§ **TASK OBJECTIVE**: Output every entry exactly as written, skipping any pictures.

§ **RECORDS**:
_ _ _ _ _ _ _

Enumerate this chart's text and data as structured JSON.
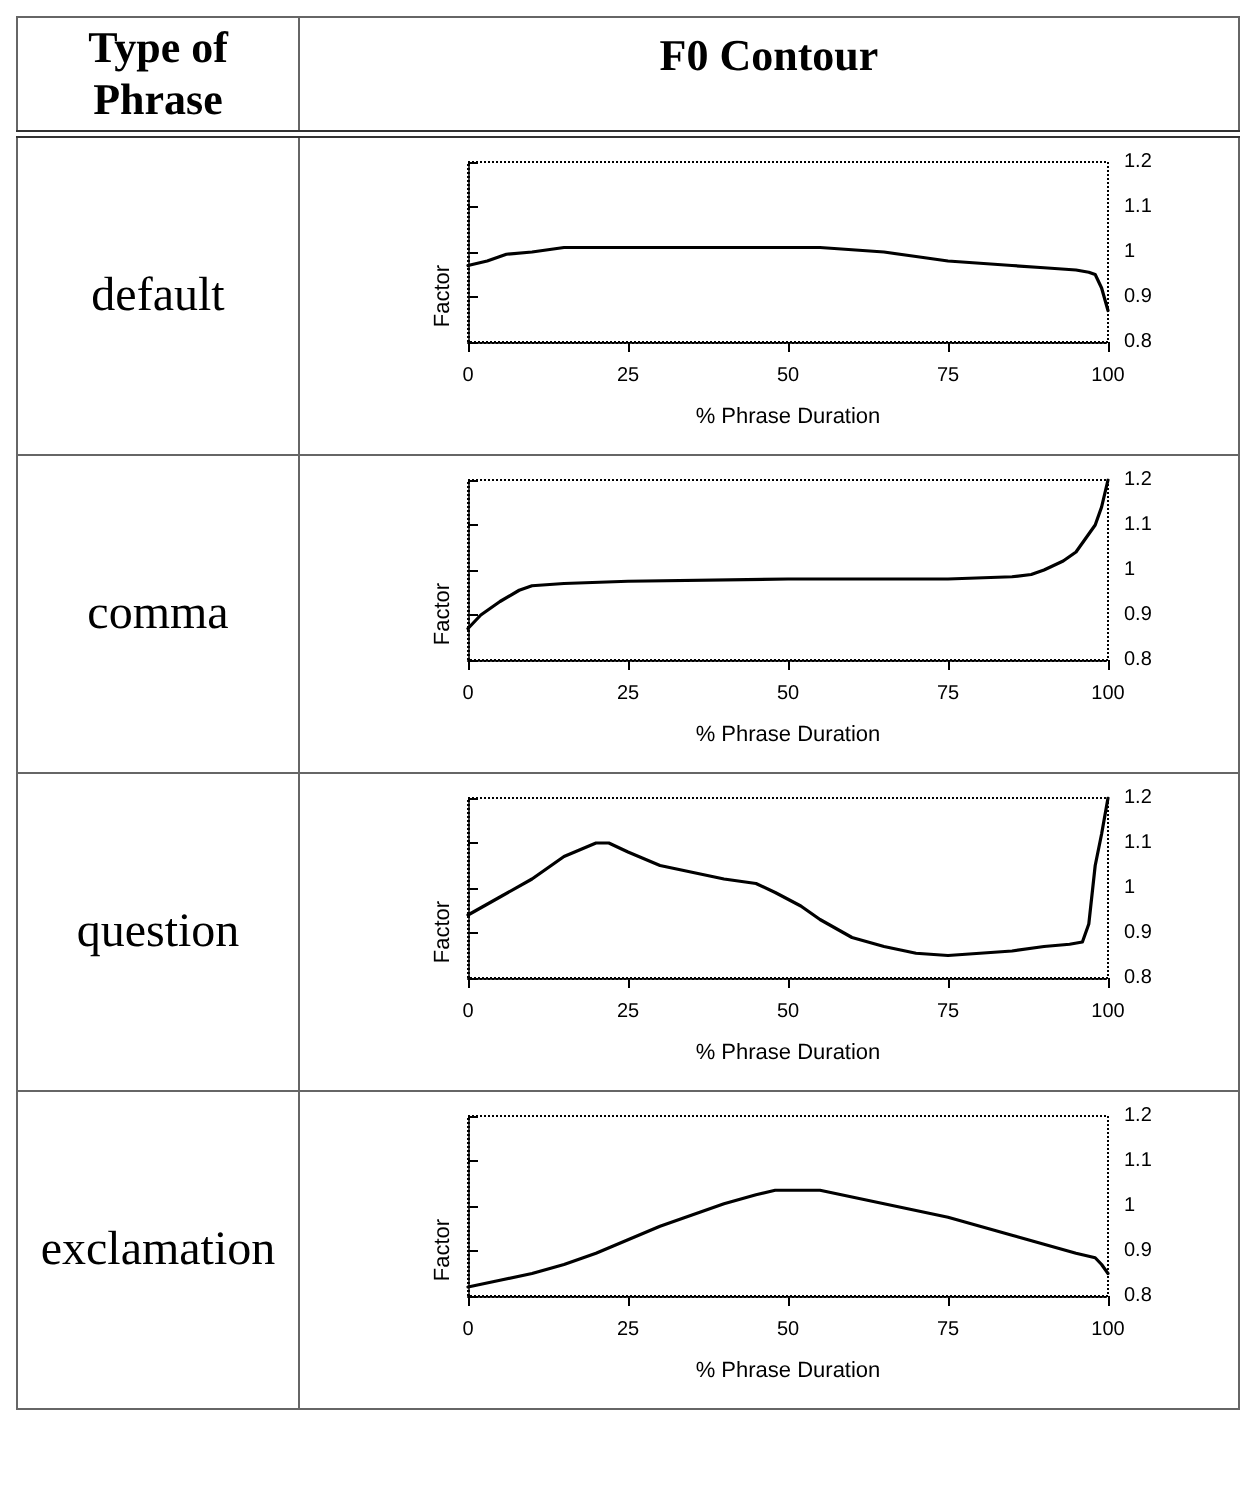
{
  "chart_data": [
    {
      "type": "line",
      "title": "default",
      "annotations": [
        "Type of Phrase",
        "F0 Contour"
      ],
      "xlabel": "% Phrase Duration",
      "ylabel": "Factor",
      "xlim": [
        0,
        100
      ],
      "xticks": [
        0,
        25,
        50,
        75,
        100
      ],
      "ylim": [
        0.8,
        1.2
      ],
      "yticks": [
        0.8,
        0.9,
        1,
        1.1,
        1.2
      ],
      "grid": false,
      "marker": "none",
      "line_style": "solid",
      "x": [
        0,
        3,
        6,
        10,
        15,
        25,
        40,
        55,
        60,
        65,
        70,
        75,
        80,
        85,
        90,
        95,
        97,
        98,
        99,
        100
      ],
      "series": [
        {
          "color": "#000000",
          "values": [
            0.97,
            0.98,
            0.995,
            1.0,
            1.01,
            1.01,
            1.01,
            1.01,
            1.005,
            1.0,
            0.99,
            0.98,
            0.975,
            0.97,
            0.965,
            0.96,
            0.955,
            0.95,
            0.92,
            0.87
          ]
        }
      ]
    },
    {
      "type": "line",
      "title": "comma",
      "xlabel": "% Phrase Duration",
      "ylabel": "Factor",
      "xlim": [
        0,
        100
      ],
      "xticks": [
        0,
        25,
        50,
        75,
        100
      ],
      "ylim": [
        0.8,
        1.2
      ],
      "yticks": [
        0.8,
        0.9,
        1,
        1.1,
        1.2
      ],
      "grid": false,
      "marker": "none",
      "line_style": "solid",
      "x": [
        0,
        2,
        5,
        8,
        10,
        15,
        25,
        50,
        75,
        85,
        88,
        90,
        93,
        95,
        97,
        98,
        99,
        100
      ],
      "series": [
        {
          "color": "#000000",
          "values": [
            0.87,
            0.9,
            0.93,
            0.955,
            0.965,
            0.97,
            0.975,
            0.98,
            0.98,
            0.985,
            0.99,
            1.0,
            1.02,
            1.04,
            1.08,
            1.1,
            1.14,
            1.2
          ]
        }
      ]
    },
    {
      "type": "line",
      "title": "question",
      "xlabel": "% Phrase Duration",
      "ylabel": "Factor",
      "xlim": [
        0,
        100
      ],
      "xticks": [
        0,
        25,
        50,
        75,
        100
      ],
      "ylim": [
        0.8,
        1.2
      ],
      "yticks": [
        0.8,
        0.9,
        1,
        1.1,
        1.2
      ],
      "grid": false,
      "marker": "none",
      "line_style": "solid",
      "x": [
        0,
        5,
        10,
        15,
        20,
        22,
        25,
        30,
        40,
        45,
        48,
        52,
        55,
        60,
        65,
        70,
        75,
        80,
        85,
        90,
        94,
        96,
        97,
        98,
        99,
        100
      ],
      "series": [
        {
          "color": "#000000",
          "values": [
            0.94,
            0.98,
            1.02,
            1.07,
            1.1,
            1.1,
            1.08,
            1.05,
            1.02,
            1.01,
            0.99,
            0.96,
            0.93,
            0.89,
            0.87,
            0.855,
            0.85,
            0.855,
            0.86,
            0.87,
            0.875,
            0.88,
            0.92,
            1.05,
            1.12,
            1.2
          ]
        }
      ]
    },
    {
      "type": "line",
      "title": "exclamation",
      "xlabel": "% Phrase Duration",
      "ylabel": "Factor",
      "xlim": [
        0,
        100
      ],
      "xticks": [
        0,
        25,
        50,
        75,
        100
      ],
      "ylim": [
        0.8,
        1.2
      ],
      "yticks": [
        0.8,
        0.9,
        1,
        1.1,
        1.2
      ],
      "grid": false,
      "marker": "none",
      "line_style": "solid",
      "x": [
        0,
        5,
        10,
        15,
        20,
        25,
        30,
        35,
        40,
        45,
        48,
        55,
        60,
        65,
        70,
        75,
        80,
        85,
        90,
        95,
        98,
        99,
        100
      ],
      "series": [
        {
          "color": "#000000",
          "values": [
            0.82,
            0.835,
            0.85,
            0.87,
            0.895,
            0.925,
            0.955,
            0.98,
            1.005,
            1.025,
            1.035,
            1.035,
            1.02,
            1.005,
            0.99,
            0.975,
            0.955,
            0.935,
            0.915,
            0.895,
            0.885,
            0.87,
            0.85
          ]
        }
      ]
    }
  ]
}
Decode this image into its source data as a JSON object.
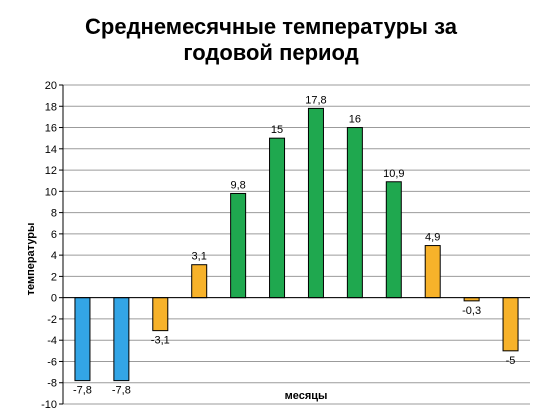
{
  "chart_data": {
    "type": "bar",
    "title_line1": "Среднемесячные температуры за",
    "title_line2": "годовой период",
    "xlabel": "месяцы",
    "ylabel": "температуры",
    "ylim": [
      -10,
      20
    ],
    "ytick_step": 2,
    "grid": true,
    "legend": "none",
    "values": [
      -7.8,
      -7.8,
      -3.1,
      3.1,
      9.8,
      15,
      17.8,
      16,
      10.9,
      4.9,
      -0.3,
      -5
    ],
    "labels": [
      "-7,8",
      "-7,8",
      "-3,1",
      "3,1",
      "9,8",
      "15",
      "17,8",
      "16",
      "10,9",
      "4,9",
      "-0,3",
      "-5"
    ],
    "colors": [
      "#33A5E6",
      "#33A5E6",
      "#F7B22A",
      "#F7B22A",
      "#1FA84F",
      "#1FA84F",
      "#1FA84F",
      "#1FA84F",
      "#1FA84F",
      "#F7B22A",
      "#F7B22A",
      "#F7B22A"
    ],
    "gridline_color": "#9B9B9B"
  }
}
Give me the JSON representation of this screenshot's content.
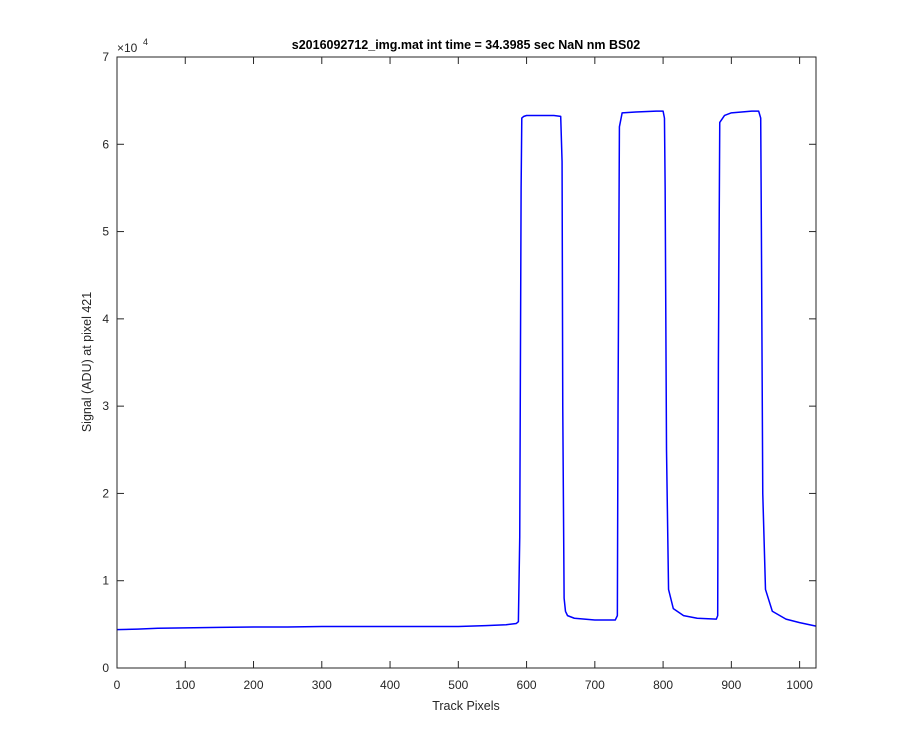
{
  "chart_data": {
    "type": "line",
    "title": "s2016092712_img.mat int time = 34.3985 sec  NaN nm BS02",
    "xlabel": "Track Pixels",
    "ylabel": "Signal (ADU) at pixel 421",
    "xlim": [
      0,
      1024
    ],
    "ylim": [
      0,
      70000
    ],
    "y_exponent_label": "×10",
    "y_exponent_power": "4",
    "xticks": [
      0,
      100,
      200,
      300,
      400,
      500,
      600,
      700,
      800,
      900,
      1000
    ],
    "xtick_labels": [
      "0",
      "100",
      "200",
      "300",
      "400",
      "500",
      "600",
      "700",
      "800",
      "900",
      "1000"
    ],
    "yticks": [
      0,
      10000,
      20000,
      30000,
      40000,
      50000,
      60000,
      70000
    ],
    "ytick_labels": [
      "0",
      "1",
      "2",
      "3",
      "4",
      "5",
      "6",
      "7"
    ],
    "grid": false,
    "line_color": "#0000ff",
    "series": [
      {
        "x": [
          0,
          30,
          60,
          100,
          150,
          200,
          250,
          300,
          350,
          400,
          450,
          500,
          540,
          570,
          585,
          588,
          590,
          592,
          593,
          596,
          600,
          620,
          640,
          650,
          652,
          653,
          655,
          657,
          660,
          670,
          700,
          730,
          733,
          734,
          736,
          740,
          760,
          790,
          800,
          802,
          803,
          805,
          808,
          815,
          830,
          850,
          878,
          880,
          881,
          883,
          890,
          900,
          930,
          940,
          943,
          944,
          946,
          950,
          960,
          980,
          1000,
          1024
        ],
        "y": [
          4400,
          4450,
          4550,
          4600,
          4650,
          4700,
          4700,
          4750,
          4750,
          4750,
          4750,
          4750,
          4850,
          4950,
          5100,
          5300,
          15000,
          55000,
          63000,
          63200,
          63300,
          63300,
          63300,
          63200,
          58000,
          30000,
          8000,
          6500,
          6000,
          5700,
          5500,
          5500,
          6000,
          30000,
          62000,
          63600,
          63700,
          63800,
          63800,
          63000,
          55000,
          25000,
          9000,
          6800,
          6000,
          5700,
          5600,
          6000,
          35000,
          62500,
          63300,
          63600,
          63800,
          63800,
          63000,
          50000,
          20000,
          9000,
          6500,
          5600,
          5200,
          4800
        ]
      }
    ]
  }
}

_ _ _ _ _ _ _

§ **SOLUTION**:
Enumerate this chart's text and data as structured JSON.
{
  "chart_data": [
    {
      "type": "line",
      "title": "default",
      "annotations": [
        "Type of Phrase",
        "F0 Contour"
      ],
      "xlabel": "% Phrase Duration",
      "ylabel": "Factor",
      "xlim": [
        0,
        100
      ],
      "xticks": [
        0,
        25,
        50,
        75,
        100
      ],
      "ylim": [
        0.8,
        1.2
      ],
      "yticks": [
        0.8,
        0.9,
        1,
        1.1,
        1.2
      ],
      "grid": false,
      "marker": "none",
      "line_style": "solid",
      "x": [
        0,
        3,
        6,
        10,
        15,
        25,
        40,
        55,
        60,
        65,
        70,
        75,
        80,
        85,
        90,
        95,
        97,
        98,
        99,
        100
      ],
      "series": [
        {
          "color": "#000000",
          "values": [
            0.97,
            0.98,
            0.995,
            1.0,
            1.01,
            1.01,
            1.01,
            1.01,
            1.005,
            1.0,
            0.99,
            0.98,
            0.975,
            0.97,
            0.965,
            0.96,
            0.955,
            0.95,
            0.92,
            0.87
          ]
        }
      ]
    },
    {
      "type": "line",
      "title": "comma",
      "xlabel": "% Phrase Duration",
      "ylabel": "Factor",
      "xlim": [
        0,
        100
      ],
      "xticks": [
        0,
        25,
        50,
        75,
        100
      ],
      "ylim": [
        0.8,
        1.2
      ],
      "yticks": [
        0.8,
        0.9,
        1,
        1.1,
        1.2
      ],
      "grid": false,
      "marker": "none",
      "line_style": "solid",
      "x": [
        0,
        2,
        5,
        8,
        10,
        15,
        25,
        50,
        75,
        85,
        88,
        90,
        93,
        95,
        97,
        98,
        99,
        100
      ],
      "series": [
        {
          "color": "#000000",
          "values": [
            0.87,
            0.9,
            0.93,
            0.955,
            0.965,
            0.97,
            0.975,
            0.98,
            0.98,
            0.985,
            0.99,
            1.0,
            1.02,
            1.04,
            1.08,
            1.1,
            1.14,
            1.2
          ]
        }
      ]
    },
    {
      "type": "line",
      "title": "question",
      "xlabel": "% Phrase Duration",
      "ylabel": "Factor",
      "xlim": [
        0,
        100
      ],
      "xticks": [
        0,
        25,
        50,
        75,
        100
      ],
      "ylim": [
        0.8,
        1.2
      ],
      "yticks": [
        0.8,
        0.9,
        1,
        1.1,
        1.2
      ],
      "grid": false,
      "marker": "none",
      "line_style": "solid",
      "x": [
        0,
        5,
        10,
        15,
        20,
        22,
        25,
        30,
        40,
        45,
        48,
        52,
        55,
        60,
        65,
        70,
        75,
        80,
        85,
        90,
        94,
        96,
        97,
        98,
        99,
        100
      ],
      "series": [
        {
          "color": "#000000",
          "values": [
            0.94,
            0.98,
            1.02,
            1.07,
            1.1,
            1.1,
            1.08,
            1.05,
            1.02,
            1.01,
            0.99,
            0.96,
            0.93,
            0.89,
            0.87,
            0.855,
            0.85,
            0.855,
            0.86,
            0.87,
            0.875,
            0.88,
            0.92,
            1.05,
            1.12,
            1.2
          ]
        }
      ]
    },
    {
      "type": "line",
      "title": "exclamation",
      "xlabel": "% Phrase Duration",
      "ylabel": "Factor",
      "xlim": [
        0,
        100
      ],
      "xticks": [
        0,
        25,
        50,
        75,
        100
      ],
      "ylim": [
        0.8,
        1.2
      ],
      "yticks": [
        0.8,
        0.9,
        1,
        1.1,
        1.2
      ],
      "grid": false,
      "marker": "none",
      "line_style": "solid",
      "x": [
        0,
        5,
        10,
        15,
        20,
        25,
        30,
        35,
        40,
        45,
        48,
        55,
        60,
        65,
        70,
        75,
        80,
        85,
        90,
        95,
        98,
        99,
        100
      ],
      "series": [
        {
          "color": "#000000",
          "values": [
            0.82,
            0.835,
            0.85,
            0.87,
            0.895,
            0.925,
            0.955,
            0.98,
            1.005,
            1.025,
            1.035,
            1.035,
            1.02,
            1.005,
            0.99,
            0.975,
            0.955,
            0.935,
            0.915,
            0.895,
            0.885,
            0.87,
            0.85
          ]
        }
      ]
    }
  ]
}
Decode this image into its source data as a JSON object.
{
  "chart_data": {
    "type": "bar",
    "title_line1": "Среднемесячные температуры за",
    "title_line2": "годовой период",
    "xlabel": "месяцы",
    "ylabel": "температуры",
    "ylim": [
      -10,
      20
    ],
    "ytick_step": 2,
    "grid": true,
    "legend": "none",
    "values": [
      -7.8,
      -7.8,
      -3.1,
      3.1,
      9.8,
      15,
      17.8,
      16,
      10.9,
      4.9,
      -0.3,
      -5
    ],
    "labels": [
      "-7,8",
      "-7,8",
      "-3,1",
      "3,1",
      "9,8",
      "15",
      "17,8",
      "16",
      "10,9",
      "4,9",
      "-0,3",
      "-5"
    ],
    "colors": [
      "#33A5E6",
      "#33A5E6",
      "#F7B22A",
      "#F7B22A",
      "#1FA84F",
      "#1FA84F",
      "#1FA84F",
      "#1FA84F",
      "#1FA84F",
      "#F7B22A",
      "#F7B22A",
      "#F7B22A"
    ],
    "gridline_color": "#9B9B9B"
  }
}
Give me the JSON representation of this screenshot's content.
{
  "chart_data": {
    "type": "line",
    "title": "s2016092712_img.mat int time = 34.3985 sec  NaN nm BS02",
    "xlabel": "Track Pixels",
    "ylabel": "Signal (ADU) at pixel 421",
    "xlim": [
      0,
      1024
    ],
    "ylim": [
      0,
      70000
    ],
    "y_exponent_label": "×10",
    "y_exponent_power": "4",
    "xticks": [
      0,
      100,
      200,
      300,
      400,
      500,
      600,
      700,
      800,
      900,
      1000
    ],
    "xtick_labels": [
      "0",
      "100",
      "200",
      "300",
      "400",
      "500",
      "600",
      "700",
      "800",
      "900",
      "1000"
    ],
    "yticks": [
      0,
      10000,
      20000,
      30000,
      40000,
      50000,
      60000,
      70000
    ],
    "ytick_labels": [
      "0",
      "1",
      "2",
      "3",
      "4",
      "5",
      "6",
      "7"
    ],
    "grid": false,
    "line_color": "#0000ff",
    "series": [
      {
        "x": [
          0,
          30,
          60,
          100,
          150,
          200,
          250,
          300,
          350,
          400,
          450,
          500,
          540,
          570,
          585,
          588,
          590,
          592,
          593,
          596,
          600,
          620,
          640,
          650,
          652,
          653,
          655,
          657,
          660,
          670,
          700,
          730,
          733,
          734,
          736,
          740,
          760,
          790,
          800,
          802,
          803,
          805,
          808,
          815,
          830,
          850,
          878,
          880,
          881,
          883,
          890,
          900,
          930,
          940,
          943,
          944,
          946,
          950,
          960,
          980,
          1000,
          1024
        ],
        "y": [
          4400,
          4450,
          4550,
          4600,
          4650,
          4700,
          4700,
          4750,
          4750,
          4750,
          4750,
          4750,
          4850,
          4950,
          5100,
          5300,
          15000,
          55000,
          63000,
          63200,
          63300,
          63300,
          63300,
          63200,
          58000,
          30000,
          8000,
          6500,
          6000,
          5700,
          5500,
          5500,
          6000,
          30000,
          62000,
          63600,
          63700,
          63800,
          63800,
          63000,
          55000,
          25000,
          9000,
          6800,
          6000,
          5700,
          5600,
          6000,
          35000,
          62500,
          63300,
          63600,
          63800,
          63800,
          63000,
          50000,
          20000,
          9000,
          6500,
          5600,
          5200,
          4800
        ]
      }
    ]
  }
}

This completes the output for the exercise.